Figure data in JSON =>
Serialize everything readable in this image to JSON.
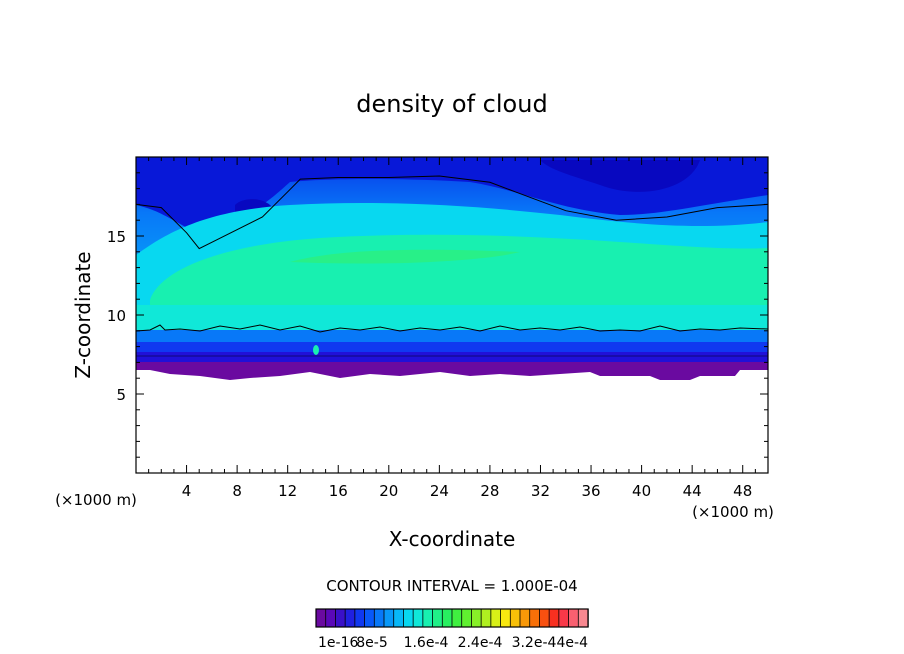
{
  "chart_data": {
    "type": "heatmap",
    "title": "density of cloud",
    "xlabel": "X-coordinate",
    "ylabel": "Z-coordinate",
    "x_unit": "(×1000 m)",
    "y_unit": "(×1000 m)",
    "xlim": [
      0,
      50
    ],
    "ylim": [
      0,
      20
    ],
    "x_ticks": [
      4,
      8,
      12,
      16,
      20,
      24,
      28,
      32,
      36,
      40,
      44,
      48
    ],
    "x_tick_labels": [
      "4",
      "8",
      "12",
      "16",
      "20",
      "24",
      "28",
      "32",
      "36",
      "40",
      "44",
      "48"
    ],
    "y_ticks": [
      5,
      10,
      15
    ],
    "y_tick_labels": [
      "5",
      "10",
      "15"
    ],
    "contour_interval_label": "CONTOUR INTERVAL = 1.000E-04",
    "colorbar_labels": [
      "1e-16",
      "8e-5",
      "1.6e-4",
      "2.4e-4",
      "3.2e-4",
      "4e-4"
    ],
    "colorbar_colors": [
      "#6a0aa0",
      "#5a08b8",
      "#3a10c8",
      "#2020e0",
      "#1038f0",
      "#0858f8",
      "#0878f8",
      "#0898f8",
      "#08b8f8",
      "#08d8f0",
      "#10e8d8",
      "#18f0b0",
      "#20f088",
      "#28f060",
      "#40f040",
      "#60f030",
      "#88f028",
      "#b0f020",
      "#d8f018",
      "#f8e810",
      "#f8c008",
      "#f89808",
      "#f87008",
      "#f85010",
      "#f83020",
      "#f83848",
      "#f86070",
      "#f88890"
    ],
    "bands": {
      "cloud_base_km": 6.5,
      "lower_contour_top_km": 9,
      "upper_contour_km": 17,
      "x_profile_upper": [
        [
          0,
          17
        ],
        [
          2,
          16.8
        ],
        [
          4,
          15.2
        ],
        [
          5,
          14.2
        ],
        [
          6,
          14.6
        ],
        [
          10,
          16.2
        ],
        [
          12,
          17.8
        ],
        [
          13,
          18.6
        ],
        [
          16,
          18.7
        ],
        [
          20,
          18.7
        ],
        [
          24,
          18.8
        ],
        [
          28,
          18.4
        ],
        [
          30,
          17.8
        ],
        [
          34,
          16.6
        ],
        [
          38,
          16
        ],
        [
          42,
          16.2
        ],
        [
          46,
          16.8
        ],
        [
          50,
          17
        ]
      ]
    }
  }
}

Aim => The records above must be printed exactly; the pictures stay out.

Response =>
Serialize everything readable in this image to JSON.
{
  "chart_data": {
    "type": "heatmap",
    "title": "density of cloud",
    "xlabel": "X-coordinate",
    "ylabel": "Z-coordinate",
    "x_unit": "(×1000 m)",
    "y_unit": "(×1000 m)",
    "xlim": [
      0,
      50
    ],
    "ylim": [
      0,
      20
    ],
    "x_ticks": [
      4,
      8,
      12,
      16,
      20,
      24,
      28,
      32,
      36,
      40,
      44,
      48
    ],
    "x_tick_labels": [
      "4",
      "8",
      "12",
      "16",
      "20",
      "24",
      "28",
      "32",
      "36",
      "40",
      "44",
      "48"
    ],
    "y_ticks": [
      5,
      10,
      15
    ],
    "y_tick_labels": [
      "5",
      "10",
      "15"
    ],
    "contour_interval_label": "CONTOUR INTERVAL = 1.000E-04",
    "colorbar_labels": [
      "1e-16",
      "8e-5",
      "1.6e-4",
      "2.4e-4",
      "3.2e-4",
      "4e-4"
    ],
    "colorbar_colors": [
      "#6a0aa0",
      "#5a08b8",
      "#3a10c8",
      "#2020e0",
      "#1038f0",
      "#0858f8",
      "#0878f8",
      "#0898f8",
      "#08b8f8",
      "#08d8f0",
      "#10e8d8",
      "#18f0b0",
      "#20f088",
      "#28f060",
      "#40f040",
      "#60f030",
      "#88f028",
      "#b0f020",
      "#d8f018",
      "#f8e810",
      "#f8c008",
      "#f89808",
      "#f87008",
      "#f85010",
      "#f83020",
      "#f83848",
      "#f86070",
      "#f88890"
    ],
    "bands": {
      "cloud_base_km": 6.5,
      "lower_contour_top_km": 9,
      "upper_contour_km": 17,
      "x_profile_upper": [
        [
          0,
          17
        ],
        [
          2,
          16.8
        ],
        [
          4,
          15.2
        ],
        [
          5,
          14.2
        ],
        [
          6,
          14.6
        ],
        [
          10,
          16.2
        ],
        [
          12,
          17.8
        ],
        [
          13,
          18.6
        ],
        [
          16,
          18.7
        ],
        [
          20,
          18.7
        ],
        [
          24,
          18.8
        ],
        [
          28,
          18.4
        ],
        [
          30,
          17.8
        ],
        [
          34,
          16.6
        ],
        [
          38,
          16
        ],
        [
          42,
          16.2
        ],
        [
          46,
          16.8
        ],
        [
          50,
          17
        ]
      ]
    }
  }
}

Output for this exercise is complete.